▸ **TASK OBJECTIVE**
Reproduce the records that follow in full, excluding any picture they contain.

(Dataset excerpt)
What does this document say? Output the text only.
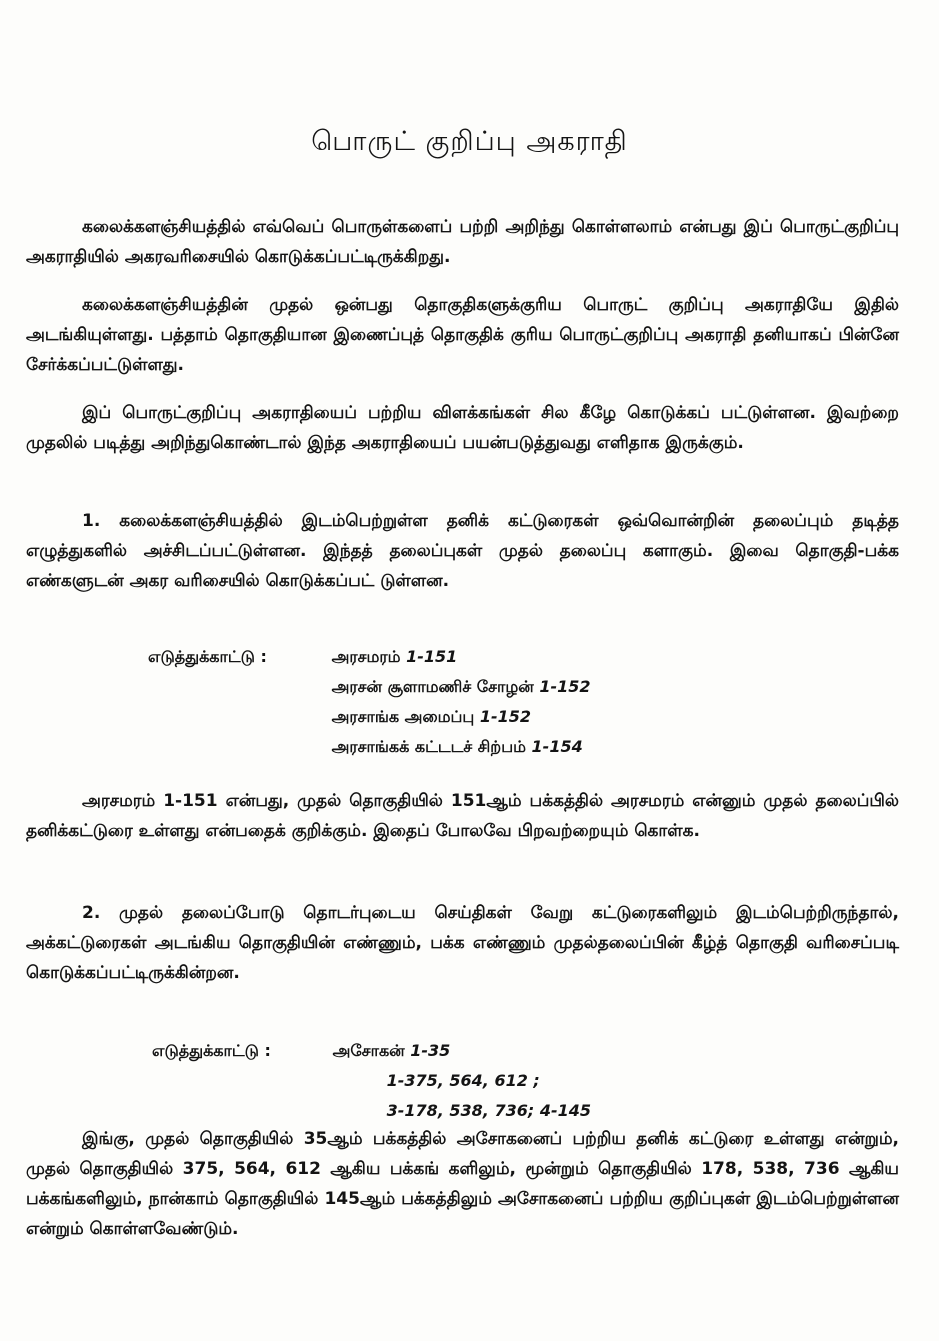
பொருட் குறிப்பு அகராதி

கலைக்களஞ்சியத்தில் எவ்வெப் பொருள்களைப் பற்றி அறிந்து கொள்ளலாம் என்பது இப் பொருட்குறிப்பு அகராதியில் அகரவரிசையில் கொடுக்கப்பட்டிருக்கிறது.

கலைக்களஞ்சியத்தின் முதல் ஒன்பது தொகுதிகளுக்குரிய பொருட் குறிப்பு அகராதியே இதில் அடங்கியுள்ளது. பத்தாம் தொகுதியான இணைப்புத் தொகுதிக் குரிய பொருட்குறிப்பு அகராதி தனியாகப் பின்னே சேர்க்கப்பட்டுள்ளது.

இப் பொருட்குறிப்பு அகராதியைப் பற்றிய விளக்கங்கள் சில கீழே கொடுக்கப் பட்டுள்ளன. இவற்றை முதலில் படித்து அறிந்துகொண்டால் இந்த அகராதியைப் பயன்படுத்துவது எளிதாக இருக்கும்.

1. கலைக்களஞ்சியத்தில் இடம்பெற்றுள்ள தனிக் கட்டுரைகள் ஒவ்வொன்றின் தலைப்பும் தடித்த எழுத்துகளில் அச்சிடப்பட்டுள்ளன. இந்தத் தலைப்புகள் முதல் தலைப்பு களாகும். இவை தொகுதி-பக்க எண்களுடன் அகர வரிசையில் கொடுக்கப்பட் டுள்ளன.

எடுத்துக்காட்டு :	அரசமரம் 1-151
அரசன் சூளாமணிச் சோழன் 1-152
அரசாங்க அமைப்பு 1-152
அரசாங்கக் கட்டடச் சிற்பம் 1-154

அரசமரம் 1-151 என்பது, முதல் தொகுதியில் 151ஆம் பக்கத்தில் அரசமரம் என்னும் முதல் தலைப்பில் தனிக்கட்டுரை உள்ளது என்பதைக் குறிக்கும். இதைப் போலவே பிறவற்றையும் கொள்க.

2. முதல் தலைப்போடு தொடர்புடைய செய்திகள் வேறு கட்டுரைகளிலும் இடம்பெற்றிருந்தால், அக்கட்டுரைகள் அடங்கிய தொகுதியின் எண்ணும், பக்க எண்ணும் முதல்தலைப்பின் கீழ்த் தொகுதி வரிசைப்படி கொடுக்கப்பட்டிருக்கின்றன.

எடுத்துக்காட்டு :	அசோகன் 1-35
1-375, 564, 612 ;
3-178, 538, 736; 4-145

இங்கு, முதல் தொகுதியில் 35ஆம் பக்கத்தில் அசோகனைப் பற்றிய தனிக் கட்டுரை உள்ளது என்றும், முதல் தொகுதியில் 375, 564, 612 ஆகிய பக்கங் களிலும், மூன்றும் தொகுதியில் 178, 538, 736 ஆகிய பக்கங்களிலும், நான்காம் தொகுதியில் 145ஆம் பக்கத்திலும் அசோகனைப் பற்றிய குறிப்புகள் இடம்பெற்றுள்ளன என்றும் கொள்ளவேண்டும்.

▸ **ANSWER TO THE EXERCISE**
What does this document say? Output the text only.
பொருட் குறிப்பு அகராதி

கலைக்களஞ்சியத்தில் எவ்வெப் பொருள்களைப் பற்றி அறிந்து கொள்ளலாம் என்பது இப் பொருட்குறிப்பு அகராதியில் அகரவரிசையில் கொடுக்கப்பட்டிருக்கிறது.

கலைக்களஞ்சியத்தின் முதல் ஒன்பது தொகுதிகளுக்குரிய பொருட் குறிப்பு அகராதியே இதில் அடங்கியுள்ளது. பத்தாம் தொகுதியான இணைப்புத் தொகுதிக் குரிய பொருட்குறிப்பு அகராதி தனியாகப் பின்னே சேர்க்கப்பட்டுள்ளது.

இப் பொருட்குறிப்பு அகராதியைப் பற்றிய விளக்கங்கள் சில கீழே கொடுக்கப் பட்டுள்ளன. இவற்றை முதலில் படித்து அறிந்துகொண்டால் இந்த அகராதியைப் பயன்படுத்துவது எளிதாக இருக்கும்.

1. கலைக்களஞ்சியத்தில் இடம்பெற்றுள்ள தனிக் கட்டுரைகள் ஒவ்வொன்றின் தலைப்பும் தடித்த எழுத்துகளில் அச்சிடப்பட்டுள்ளன. இந்தத் தலைப்புகள் முதல் தலைப்பு களாகும். இவை தொகுதி-பக்க எண்களுடன் அகர வரிசையில் கொடுக்கப்பட் டுள்ளன.

எடுத்துக்காட்டு :	அரசமரம் 1-151
அரசன் சூளாமணிச் சோழன் 1-152
அரசாங்க அமைப்பு 1-152
அரசாங்கக் கட்டடச் சிற்பம் 1-154

அரசமரம் 1-151 என்பது, முதல் தொகுதியில் 151ஆம் பக்கத்தில் அரசமரம் என்னும் முதல் தலைப்பில் தனிக்கட்டுரை உள்ளது என்பதைக் குறிக்கும். இதைப் போலவே பிறவற்றையும் கொள்க.

2. முதல் தலைப்போடு தொடர்புடைய செய்திகள் வேறு கட்டுரைகளிலும் இடம்பெற்றிருந்தால், அக்கட்டுரைகள் அடங்கிய தொகுதியின் எண்ணும், பக்க எண்ணும் முதல்தலைப்பின் கீழ்த் தொகுதி வரிசைப்படி கொடுக்கப்பட்டிருக்கின்றன.

எடுத்துக்காட்டு :	அசோகன் 1-35
1-375, 564, 612 ;
3-178, 538, 736; 4-145

இங்கு, முதல் தொகுதியில் 35ஆம் பக்கத்தில் அசோகனைப் பற்றிய தனிக் கட்டுரை உள்ளது என்றும், முதல் தொகுதியில் 375, 564, 612 ஆகிய பக்கங் களிலும், மூன்றும் தொகுதியில் 178, 538, 736 ஆகிய பக்கங்களிலும், நான்காம் தொகுதியில் 145ஆம் பக்கத்திலும் அசோகனைப் பற்றிய குறிப்புகள் இடம்பெற்றுள்ளன என்றும் கொள்ளவேண்டும்.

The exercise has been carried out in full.